--- PROVIDED INFORMATION ---
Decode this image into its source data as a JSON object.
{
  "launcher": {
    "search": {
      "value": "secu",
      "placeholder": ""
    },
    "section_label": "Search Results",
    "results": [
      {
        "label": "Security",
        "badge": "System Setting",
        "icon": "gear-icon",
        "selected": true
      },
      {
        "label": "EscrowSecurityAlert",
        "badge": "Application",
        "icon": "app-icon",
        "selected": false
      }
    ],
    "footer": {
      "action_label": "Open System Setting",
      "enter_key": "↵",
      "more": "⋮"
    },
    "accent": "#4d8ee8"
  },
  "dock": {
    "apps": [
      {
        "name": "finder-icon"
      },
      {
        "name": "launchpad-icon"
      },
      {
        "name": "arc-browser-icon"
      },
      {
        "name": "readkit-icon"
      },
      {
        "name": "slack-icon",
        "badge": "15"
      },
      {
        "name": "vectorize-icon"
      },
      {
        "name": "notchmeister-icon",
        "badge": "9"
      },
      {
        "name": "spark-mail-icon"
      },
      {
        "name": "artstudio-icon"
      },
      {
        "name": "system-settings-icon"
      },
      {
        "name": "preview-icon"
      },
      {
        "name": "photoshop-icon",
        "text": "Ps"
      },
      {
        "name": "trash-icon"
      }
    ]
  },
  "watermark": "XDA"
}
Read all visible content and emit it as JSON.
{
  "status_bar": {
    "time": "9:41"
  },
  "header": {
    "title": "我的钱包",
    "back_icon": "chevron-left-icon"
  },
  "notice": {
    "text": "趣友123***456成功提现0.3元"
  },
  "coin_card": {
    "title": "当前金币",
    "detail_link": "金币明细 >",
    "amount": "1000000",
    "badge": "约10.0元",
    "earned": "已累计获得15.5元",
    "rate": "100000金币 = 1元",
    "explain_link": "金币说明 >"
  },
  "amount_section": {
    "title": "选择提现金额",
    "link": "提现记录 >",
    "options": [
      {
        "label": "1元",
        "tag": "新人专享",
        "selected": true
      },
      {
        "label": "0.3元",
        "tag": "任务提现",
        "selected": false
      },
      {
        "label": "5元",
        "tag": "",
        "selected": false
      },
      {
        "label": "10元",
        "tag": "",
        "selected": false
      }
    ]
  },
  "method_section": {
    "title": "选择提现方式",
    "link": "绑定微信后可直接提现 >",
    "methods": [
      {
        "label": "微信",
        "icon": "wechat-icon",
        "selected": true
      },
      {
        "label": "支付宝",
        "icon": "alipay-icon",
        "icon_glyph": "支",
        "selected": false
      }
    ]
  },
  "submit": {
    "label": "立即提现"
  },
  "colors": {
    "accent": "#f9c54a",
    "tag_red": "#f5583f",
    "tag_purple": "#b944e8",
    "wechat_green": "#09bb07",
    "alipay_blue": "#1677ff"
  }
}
---
• WHAT TO PRODUCE:
Quote each line of the listing above exactly.

• RESPONSE:
Decode this image into its source data as a JSON object.
{
  "launcher": {
    "search": {
      "value": "secu",
      "placeholder": ""
    },
    "section_label": "Search Results",
    "results": [
      {
        "label": "Security",
        "badge": "System Setting",
        "icon": "gear-icon",
        "selected": true
      },
      {
        "label": "EscrowSecurityAlert",
        "badge": "Application",
        "icon": "app-icon",
        "selected": false
      }
    ],
    "footer": {
      "action_label": "Open System Setting",
      "enter_key": "↵",
      "more": "⋮"
    },
    "accent": "#4d8ee8"
  },
  "dock": {
    "apps": [
      {
        "name": "finder-icon"
      },
      {
        "name": "launchpad-icon"
      },
      {
        "name": "arc-browser-icon"
      },
      {
        "name": "readkit-icon"
      },
      {
        "name": "slack-icon",
        "badge": "15"
      },
      {
        "name": "vectorize-icon"
      },
      {
        "name": "notchmeister-icon",
        "badge": "9"
      },
      {
        "name": "spark-mail-icon"
      },
      {
        "name": "artstudio-icon"
      },
      {
        "name": "system-settings-icon"
      },
      {
        "name": "preview-icon"
      },
      {
        "name": "photoshop-icon",
        "text": "Ps"
      },
      {
        "name": "trash-icon"
      }
    ]
  },
  "watermark": "XDA"
}
Read all visible content and emit it as JSON.
{
  "status_bar": {
    "time": "9:41"
  },
  "header": {
    "title": "我的钱包",
    "back_icon": "chevron-left-icon"
  },
  "notice": {
    "text": "趣友123***456成功提现0.3元"
  },
  "coin_card": {
    "title": "当前金币",
    "detail_link": "金币明细 >",
    "amount": "1000000",
    "badge": "约10.0元",
    "earned": "已累计获得15.5元",
    "rate": "100000金币 = 1元",
    "explain_link": "金币说明 >"
  },
  "amount_section": {
    "title": "选择提现金额",
    "link": "提现记录 >",
    "options": [
      {
        "label": "1元",
        "tag": "新人专享",
        "selected": true
      },
      {
        "label": "0.3元",
        "tag": "任务提现",
        "selected": false
      },
      {
        "label": "5元",
        "tag": "",
        "selected": false
      },
      {
        "label": "10元",
        "tag": "",
        "selected": false
      }
    ]
  },
  "method_section": {
    "title": "选择提现方式",
    "link": "绑定微信后可直接提现 >",
    "methods": [
      {
        "label": "微信",
        "icon": "wechat-icon",
        "selected": true
      },
      {
        "label": "支付宝",
        "icon": "alipay-icon",
        "icon_glyph": "支",
        "selected": false
      }
    ]
  },
  "submit": {
    "label": "立即提现"
  },
  "colors": {
    "accent": "#f9c54a",
    "tag_red": "#f5583f",
    "tag_purple": "#b944e8",
    "wechat_green": "#09bb07",
    "alipay_blue": "#1677ff"
  }
}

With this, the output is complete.